## TASK DATA

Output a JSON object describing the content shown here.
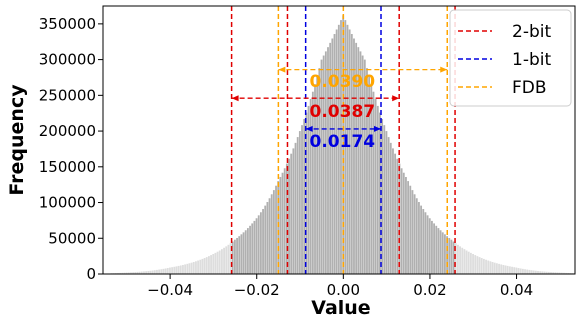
{
  "chart_data": {
    "type": "bar",
    "title": "",
    "xlabel": "Value",
    "ylabel": "Frequency",
    "xlim": [
      -0.0555,
      0.0535
    ],
    "ylim": [
      0,
      375000
    ],
    "xticks": [
      -0.04,
      -0.02,
      0.0,
      0.02,
      0.04
    ],
    "xtick_labels": [
      "−0.04",
      "−0.02",
      "0.00",
      "0.02",
      "0.04"
    ],
    "yticks": [
      0,
      50000,
      100000,
      150000,
      200000,
      250000,
      300000,
      350000
    ],
    "ytick_labels": [
      "0",
      "50000",
      "100000",
      "150000",
      "200000",
      "250000",
      "300000",
      "350000"
    ],
    "histogram": {
      "bin_width": 0.0005,
      "peak_center": 0.0,
      "peak_value": 362000,
      "approx_counts_at": [
        {
          "x": 0.0,
          "y": 362000
        },
        {
          "x": 0.005,
          "y": 300000
        },
        {
          "x": 0.01,
          "y": 200000
        },
        {
          "x": 0.015,
          "y": 130000
        },
        {
          "x": 0.02,
          "y": 78000
        },
        {
          "x": 0.025,
          "y": 48000
        },
        {
          "x": 0.03,
          "y": 28000
        },
        {
          "x": 0.04,
          "y": 9000
        },
        {
          "x": 0.05,
          "y": 2000
        }
      ]
    },
    "bar_colors": {
      "inner": "#b0b0b0",
      "outer": "#dddddd"
    },
    "legend_position": "top-right",
    "series": [
      {
        "name": "2-bit",
        "color": "#e00000",
        "lines": [
          -0.0258,
          -0.0129,
          0.0129,
          0.0258
        ],
        "arrow": [
          -0.0258,
          0.0129
        ],
        "label": "0.0387",
        "label_y": 220000,
        "arrow_y": 246000
      },
      {
        "name": "1-bit",
        "color": "#0000e0",
        "lines": [
          -0.0087,
          0.0087
        ],
        "arrow": [
          -0.0087,
          0.0087
        ],
        "label": "0.0174",
        "label_y": 178000,
        "arrow_y": 203000
      },
      {
        "name": "FDB",
        "color": "#ffa500",
        "lines": [
          -0.015,
          0.0,
          0.024
        ],
        "arrow": [
          -0.015,
          0.024
        ],
        "label": "0.0390",
        "label_y": 262000,
        "arrow_y": 286000
      }
    ]
  }
}
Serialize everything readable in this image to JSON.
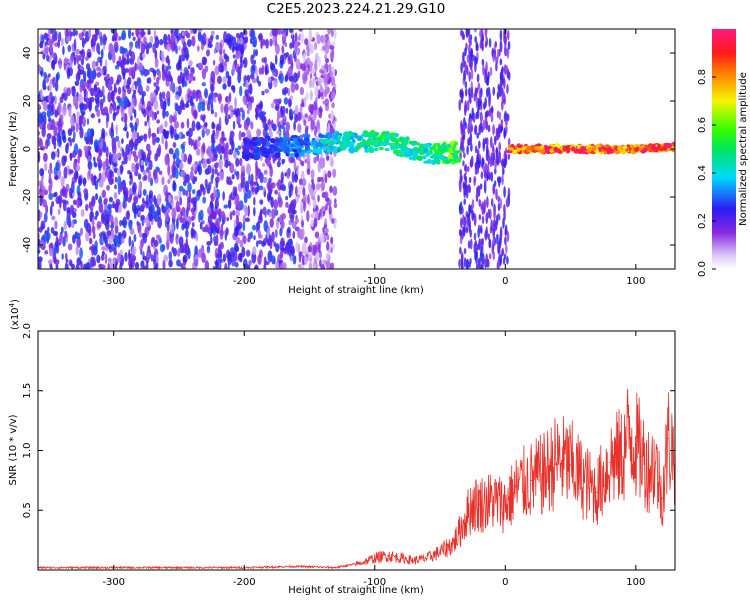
{
  "title": "C2E5.2023.224.21.29.G10",
  "colors": {
    "snr_line": "#e8312a",
    "axis": "#000000",
    "background": "#ffffff"
  },
  "spectrogram": {
    "xlabel": "Height of straight line (km)",
    "ylabel": "Frequency (Hz)",
    "xlim": [
      -358,
      130
    ],
    "ylim": [
      -50,
      50
    ],
    "xticks": [
      -300,
      -200,
      -100,
      0,
      100
    ],
    "xtick_labels": [
      "-300",
      "-200",
      "-100",
      "0",
      "100"
    ],
    "yticks": [
      -40,
      -20,
      0,
      20,
      40
    ],
    "ytick_labels": [
      "-40",
      "-20",
      "0",
      "20",
      "40"
    ]
  },
  "colorbar": {
    "label": "Normalized spectral amplitude",
    "range": [
      0,
      1
    ],
    "ticks": [
      0.0,
      0.2,
      0.4,
      0.6,
      0.8
    ],
    "tick_labels": [
      "0.0",
      "0.2",
      "0.4",
      "0.6",
      "0.8"
    ],
    "colormap": "rainbow (white-violet-blue-cyan-green-yellow-red-magenta)"
  },
  "chart_data": [
    {
      "type": "heatmap",
      "description_of_signal": "Normalized spectral amplitude vs straight-line height and frequency",
      "noise_region_x": [
        -358,
        -130
      ],
      "gap_region_x": [
        -35,
        3
      ],
      "signal_band": [
        {
          "x": -200,
          "freq": 0,
          "amplitude": 0.25
        },
        {
          "x": -170,
          "freq": 1,
          "amplitude": 0.3
        },
        {
          "x": -120,
          "freq": 3,
          "amplitude": 0.45
        },
        {
          "x": -90,
          "freq": 3,
          "amplitude": 0.5
        },
        {
          "x": -60,
          "freq": -2,
          "amplitude": 0.45
        },
        {
          "x": 5,
          "freq": 0,
          "amplitude": 0.9
        },
        {
          "x": 50,
          "freq": 0,
          "amplitude": 0.9
        },
        {
          "x": 100,
          "freq": 0,
          "amplitude": 0.9
        },
        {
          "x": 130,
          "freq": 1,
          "amplitude": 0.9
        }
      ],
      "xlabel": "Height of straight line (km)",
      "ylabel": "Frequency (Hz)",
      "xlim": [
        -358,
        130
      ],
      "ylim": [
        -50,
        50
      ]
    },
    {
      "type": "line",
      "series_color": "#e8312a",
      "xlabel": "Height of straight line (km)",
      "ylabel": "SNR (10 * v/v)",
      "scale_label": "(x10",
      "scale_exponent": "4",
      "scale_close": ")",
      "xlim": [
        -358,
        130
      ],
      "ylim": [
        0,
        2.0
      ],
      "xticks": [
        -300,
        -200,
        -100,
        0,
        100
      ],
      "xtick_labels": [
        "-300",
        "-200",
        "-100",
        "0",
        "100"
      ],
      "yticks": [
        0.5,
        1.0,
        1.5,
        2.0
      ],
      "ytick_labels": [
        "0.5",
        "1.0",
        "1.5",
        "2.0"
      ],
      "x": [
        -358,
        -300,
        -250,
        -200,
        -160,
        -130,
        -110,
        -100,
        -90,
        -80,
        -70,
        -60,
        -50,
        -40,
        -35,
        -30,
        -25,
        -20,
        -10,
        0,
        10,
        20,
        30,
        40,
        50,
        60,
        70,
        80,
        90,
        95,
        100,
        105,
        110,
        115,
        120,
        125,
        130
      ],
      "y": [
        0.02,
        0.02,
        0.02,
        0.02,
        0.03,
        0.02,
        0.06,
        0.1,
        0.12,
        0.1,
        0.08,
        0.1,
        0.15,
        0.22,
        0.32,
        0.45,
        0.55,
        0.55,
        0.58,
        0.55,
        0.7,
        0.75,
        0.8,
        0.92,
        0.88,
        0.75,
        0.65,
        0.9,
        0.95,
        1.15,
        1.05,
        0.95,
        0.85,
        0.9,
        0.6,
        1.1,
        0.95
      ]
    }
  ]
}
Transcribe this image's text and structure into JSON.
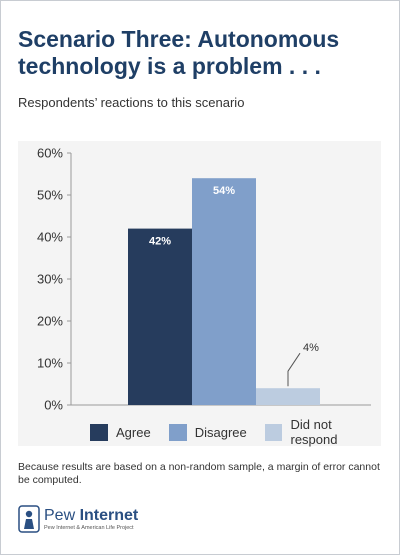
{
  "header": {
    "title": "Scenario Three: Autonomous technology is a problem . . .",
    "subtitle": "Respondents’ reactions to this scenario"
  },
  "chart_data": {
    "type": "bar",
    "categories": [
      "Agree",
      "Disagree",
      "Did not respond"
    ],
    "values": [
      42,
      54,
      4
    ],
    "data_labels": [
      "42%",
      "54%",
      "4%"
    ],
    "colors": [
      "#263c5d",
      "#809fca",
      "#bccce0"
    ],
    "label_colors": [
      "#ffffff",
      "#ffffff",
      "#333333"
    ],
    "ylim": [
      0,
      60
    ],
    "yticks": [
      "0%",
      "10%",
      "20%",
      "30%",
      "40%",
      "50%",
      "60%"
    ],
    "grid": false,
    "legend_position": "bottom"
  },
  "legend": {
    "items": [
      {
        "label": "Agree",
        "color": "#263c5d"
      },
      {
        "label": "Disagree",
        "color": "#809fca"
      },
      {
        "label": "Did not respond",
        "color": "#bccce0"
      }
    ]
  },
  "footnote": "Because results are based on a non-random sample, a margin of error cannot be computed.",
  "logo": {
    "name_light": "Pew ",
    "name_bold": "Internet",
    "tagline": "Pew Internet & American Life Project"
  }
}
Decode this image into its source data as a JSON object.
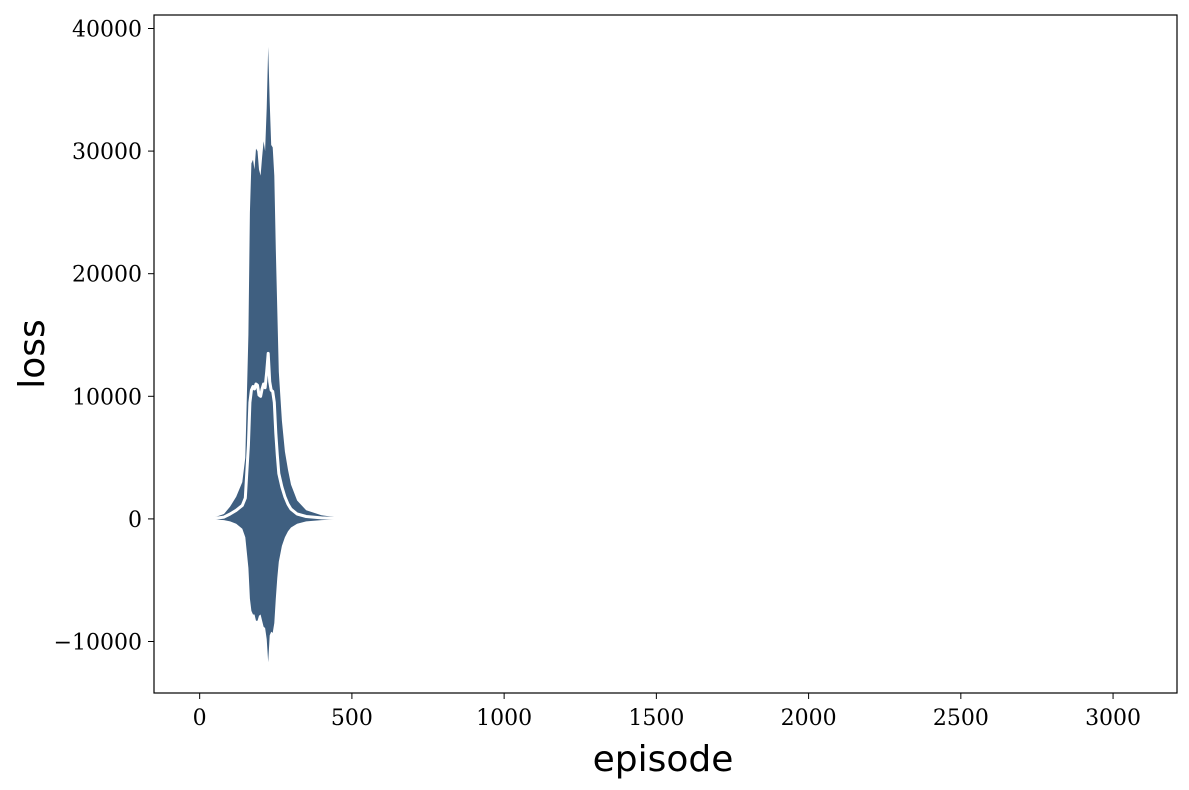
{
  "chart_data": {
    "type": "area",
    "xlabel": "episode",
    "ylabel": "loss",
    "xlim": [
      -150,
      3210
    ],
    "ylim": [
      -14200,
      41100
    ],
    "xticks": [
      0,
      500,
      1000,
      1500,
      2000,
      2500,
      3000
    ],
    "yticks": [
      -10000,
      0,
      10000,
      20000,
      30000,
      40000
    ],
    "xtick_labels": [
      "0",
      "500",
      "1000",
      "1500",
      "2000",
      "2500",
      "3000"
    ],
    "ytick_labels": [
      "−10000",
      "0",
      "10000",
      "20000",
      "30000",
      "40000"
    ],
    "grid": false,
    "band_color": "#3f5f80",
    "mean_color": "#ffffff",
    "series": [
      {
        "role": "band",
        "x": [
          0,
          40,
          80,
          100,
          120,
          140,
          150,
          160,
          165,
          170,
          175,
          180,
          185,
          190,
          195,
          200,
          205,
          210,
          215,
          220,
          225,
          230,
          235,
          240,
          245,
          250,
          255,
          260,
          270,
          280,
          290,
          300,
          320,
          350,
          400,
          450,
          500,
          550,
          600,
          680
        ],
        "upper": [
          0,
          50,
          400,
          1000,
          1800,
          3000,
          5000,
          15000,
          25000,
          29000,
          29300,
          28500,
          30200,
          30000,
          28500,
          28000,
          29500,
          30800,
          30000,
          33500,
          38500,
          34000,
          30500,
          30300,
          28000,
          22000,
          17000,
          12000,
          8000,
          5500,
          4000,
          2800,
          1500,
          700,
          300,
          120,
          50,
          20,
          5,
          0
        ],
        "lower": [
          0,
          -30,
          -100,
          -200,
          -400,
          -800,
          -1500,
          -4000,
          -6500,
          -7500,
          -7800,
          -7800,
          -8300,
          -8300,
          -7900,
          -7800,
          -8300,
          -8800,
          -8900,
          -9800,
          -11700,
          -9500,
          -9200,
          -9300,
          -8500,
          -6500,
          -4800,
          -3500,
          -2200,
          -1500,
          -1000,
          -700,
          -400,
          -200,
          -100,
          -40,
          -15,
          -5,
          -2,
          0
        ]
      },
      {
        "role": "mean",
        "x": [
          0,
          40,
          80,
          100,
          120,
          140,
          150,
          160,
          165,
          170,
          175,
          180,
          185,
          190,
          195,
          200,
          205,
          210,
          215,
          220,
          225,
          230,
          235,
          240,
          245,
          250,
          255,
          260,
          270,
          280,
          290,
          300,
          320,
          350,
          400,
          450,
          500,
          550,
          600,
          680
        ],
        "values": [
          0,
          20,
          150,
          400,
          700,
          1100,
          1700,
          6000,
          9500,
          10500,
          10800,
          10600,
          11000,
          10900,
          10100,
          10000,
          10600,
          11000,
          10700,
          12000,
          13500,
          11200,
          10500,
          10400,
          9500,
          7000,
          5200,
          3700,
          2600,
          1800,
          1200,
          800,
          400,
          200,
          80,
          30,
          10,
          3,
          1,
          0
        ]
      }
    ]
  }
}
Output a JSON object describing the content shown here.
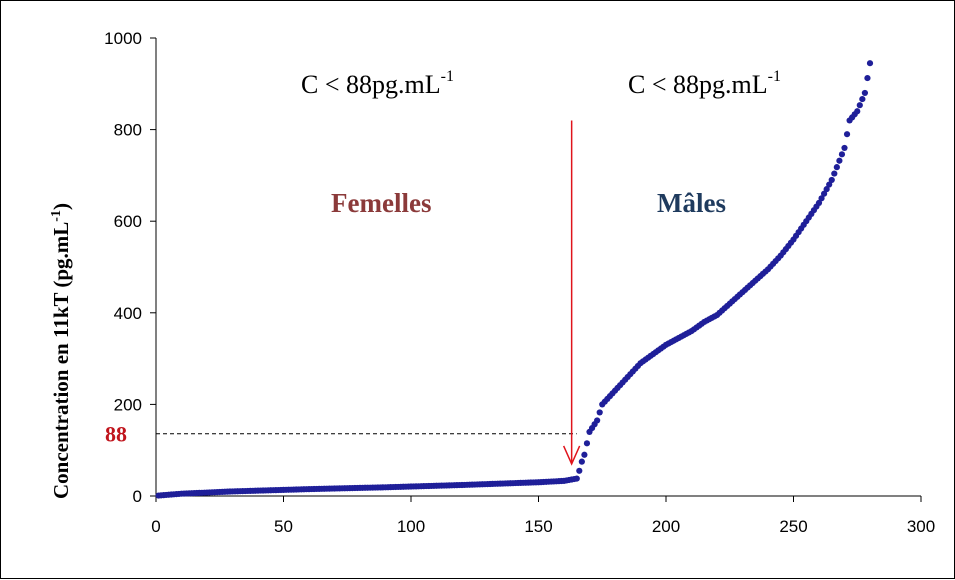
{
  "chart_data": {
    "type": "scatter",
    "title": "",
    "xlabel": "",
    "ylabel": "Concentration en 11kT (pg.mL-1)",
    "ylabel_parts": {
      "main": "Concentration en 11kT (pg.mL",
      "sup": "-1",
      "end": ")"
    },
    "xlim": [
      0,
      300
    ],
    "ylim": [
      0,
      1000
    ],
    "x_ticks": [
      "0",
      "50",
      "100",
      "150",
      "200",
      "250",
      "300"
    ],
    "y_ticks": [
      "0",
      "200",
      "400",
      "600",
      "800",
      "1000"
    ],
    "grid": false,
    "legend": "none",
    "marker_color": "#1f1f99",
    "threshold": {
      "value": 88,
      "label": "88",
      "color": "#c0141c",
      "x_end": 165
    },
    "arrow": {
      "x": 163,
      "y_from": 820,
      "y_to": 70,
      "color": "#e0141c"
    },
    "annotations": {
      "left_condition": {
        "text": "C < 88pg.mL",
        "sup": "-1"
      },
      "right_condition": {
        "text": "C < 88pg.mL",
        "sup": "-1"
      },
      "left_group": {
        "text": "Femelles",
        "color": "#8b3a3a"
      },
      "right_group": {
        "text": "Mâles",
        "color": "#1f3b5e"
      }
    },
    "series": [
      {
        "control_points": [
          [
            1,
            1
          ],
          [
            10,
            5
          ],
          [
            30,
            10
          ],
          [
            60,
            15
          ],
          [
            90,
            19
          ],
          [
            120,
            24
          ],
          [
            150,
            30
          ],
          [
            160,
            33
          ],
          [
            165,
            38
          ],
          [
            166,
            55
          ],
          [
            167,
            75
          ],
          [
            168,
            90
          ],
          [
            170,
            140
          ],
          [
            173,
            165
          ],
          [
            175,
            200
          ],
          [
            180,
            230
          ],
          [
            185,
            260
          ],
          [
            190,
            290
          ],
          [
            195,
            310
          ],
          [
            200,
            330
          ],
          [
            205,
            345
          ],
          [
            210,
            360
          ],
          [
            215,
            380
          ],
          [
            220,
            395
          ],
          [
            225,
            420
          ],
          [
            230,
            445
          ],
          [
            235,
            470
          ],
          [
            240,
            495
          ],
          [
            245,
            525
          ],
          [
            250,
            560
          ],
          [
            255,
            600
          ],
          [
            260,
            640
          ],
          [
            265,
            690
          ],
          [
            270,
            760
          ],
          [
            272,
            820
          ],
          [
            275,
            840
          ],
          [
            278,
            880
          ],
          [
            280,
            945
          ]
        ],
        "count": 280
      }
    ]
  }
}
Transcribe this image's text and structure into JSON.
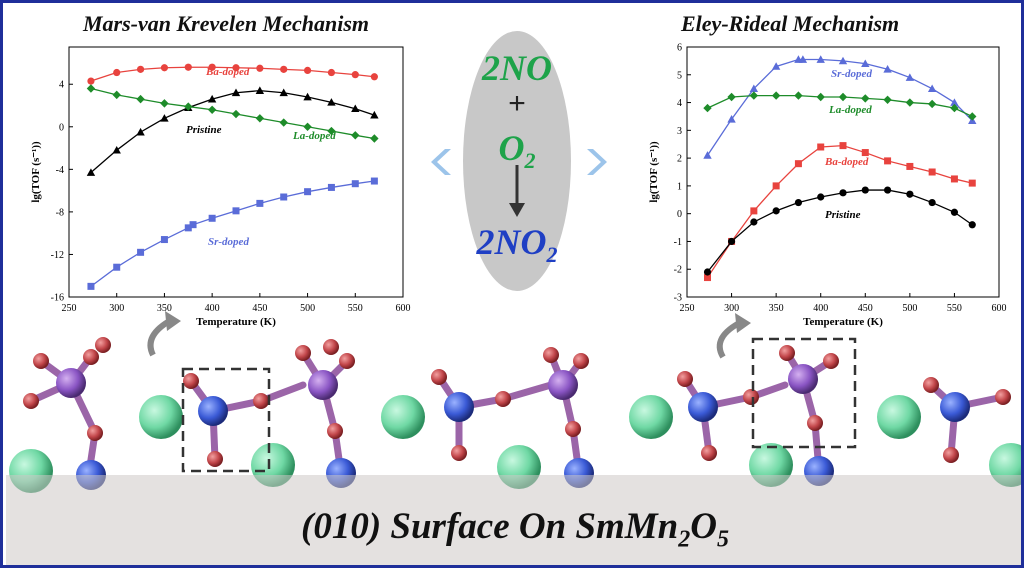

## STATED PROBLEM
Copy out every line of the data that includes "this".

## OUTPUT OF THE EXERCISE
Serialize everything readable in this image to JSON.
Transcribe this image's text and structure into JSON.
    "subtitle": "Respondents’ reactions to this scenario"
Decode this image into its source data as a JSON object.
Transcribe this image's text and structure into JSON.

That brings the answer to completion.